## Directive:
Copy the listing below in full and skip every picture.
-- Start Supplied data --
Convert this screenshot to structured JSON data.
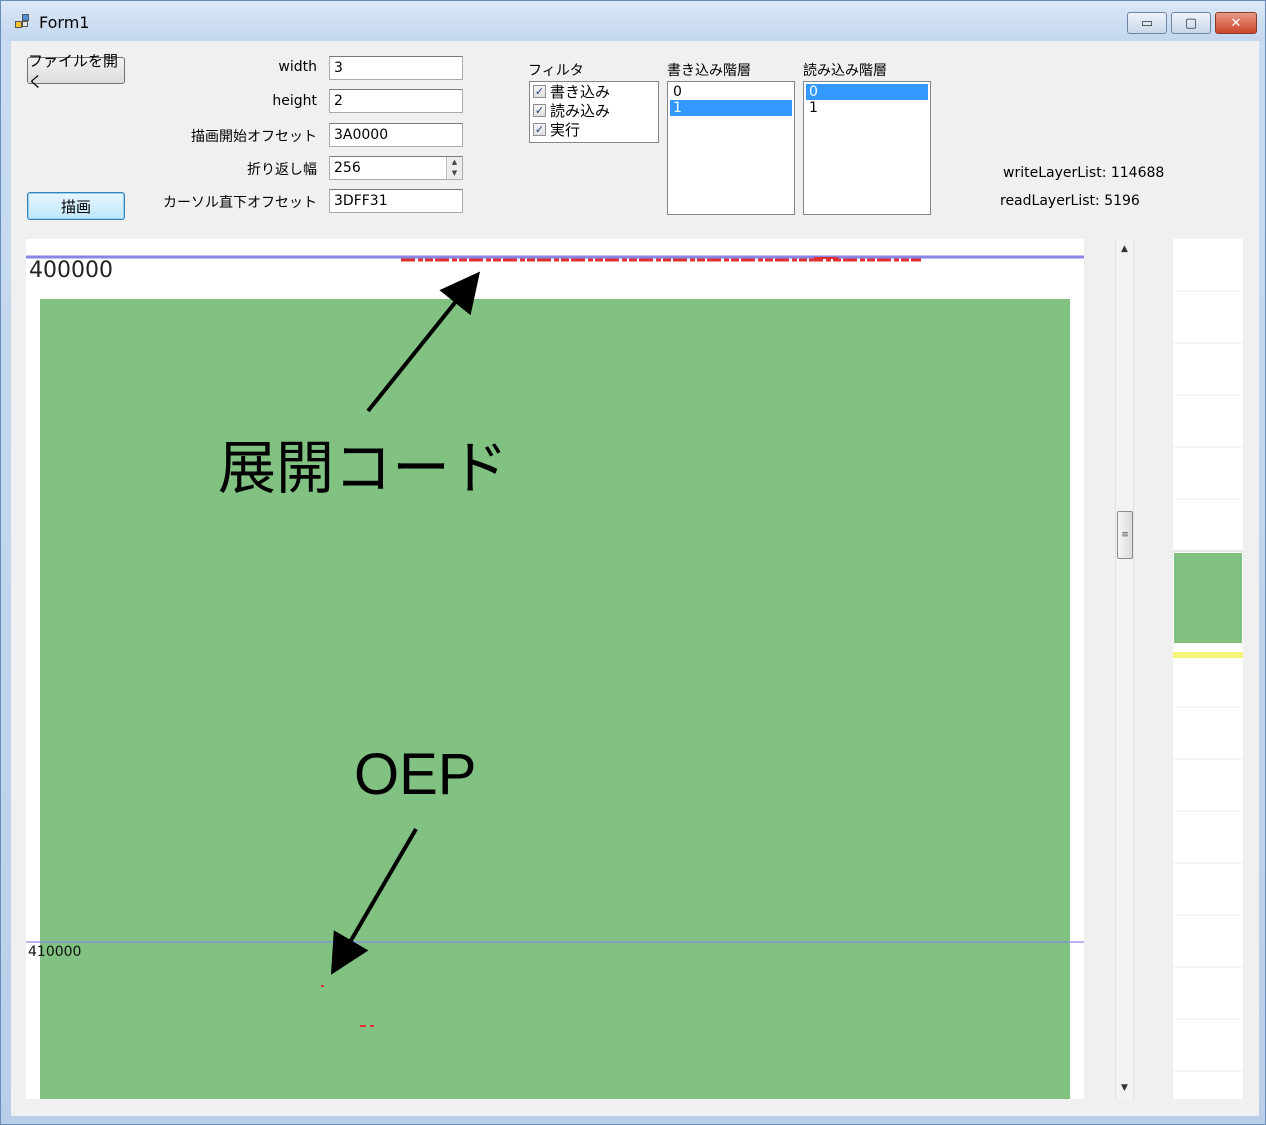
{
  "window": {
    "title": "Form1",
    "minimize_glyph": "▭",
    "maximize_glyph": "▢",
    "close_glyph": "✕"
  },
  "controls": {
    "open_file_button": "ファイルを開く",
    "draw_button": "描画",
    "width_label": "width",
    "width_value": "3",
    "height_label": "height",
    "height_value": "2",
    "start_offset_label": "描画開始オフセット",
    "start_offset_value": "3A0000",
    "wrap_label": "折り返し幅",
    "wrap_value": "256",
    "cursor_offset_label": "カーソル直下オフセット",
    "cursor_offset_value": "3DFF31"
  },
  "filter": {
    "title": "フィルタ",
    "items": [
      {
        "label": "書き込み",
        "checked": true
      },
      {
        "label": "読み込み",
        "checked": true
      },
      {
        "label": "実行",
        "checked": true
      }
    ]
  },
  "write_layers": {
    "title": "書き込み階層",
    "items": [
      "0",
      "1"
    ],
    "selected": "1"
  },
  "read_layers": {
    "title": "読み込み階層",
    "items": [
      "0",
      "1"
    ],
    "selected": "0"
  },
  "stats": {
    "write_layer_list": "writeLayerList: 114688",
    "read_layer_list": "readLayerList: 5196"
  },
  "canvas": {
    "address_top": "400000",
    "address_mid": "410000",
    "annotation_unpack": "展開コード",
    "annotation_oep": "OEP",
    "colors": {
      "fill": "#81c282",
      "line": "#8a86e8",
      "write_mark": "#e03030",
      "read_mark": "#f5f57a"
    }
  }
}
-- End Supplied data --
## Correct answer:
Convert this screenshot to structured JSON data.
{
  "window": {
    "title": "Form1",
    "minimize_glyph": "▭",
    "maximize_glyph": "▢",
    "close_glyph": "✕"
  },
  "controls": {
    "open_file_button": "ファイルを開く",
    "draw_button": "描画",
    "width_label": "width",
    "width_value": "3",
    "height_label": "height",
    "height_value": "2",
    "start_offset_label": "描画開始オフセット",
    "start_offset_value": "3A0000",
    "wrap_label": "折り返し幅",
    "wrap_value": "256",
    "cursor_offset_label": "カーソル直下オフセット",
    "cursor_offset_value": "3DFF31"
  },
  "filter": {
    "title": "フィルタ",
    "items": [
      {
        "label": "書き込み",
        "checked": true
      },
      {
        "label": "読み込み",
        "checked": true
      },
      {
        "label": "実行",
        "checked": true
      }
    ]
  },
  "write_layers": {
    "title": "書き込み階層",
    "items": [
      "0",
      "1"
    ],
    "selected": "1"
  },
  "read_layers": {
    "title": "読み込み階層",
    "items": [
      "0",
      "1"
    ],
    "selected": "0"
  },
  "stats": {
    "write_layer_list": "writeLayerList: 114688",
    "read_layer_list": "readLayerList: 5196"
  },
  "canvas": {
    "address_top": "400000",
    "address_mid": "410000",
    "annotation_unpack": "展開コード",
    "annotation_oep": "OEP",
    "colors": {
      "fill": "#81c282",
      "line": "#8a86e8",
      "write_mark": "#e03030",
      "read_mark": "#f5f57a"
    }
  }
}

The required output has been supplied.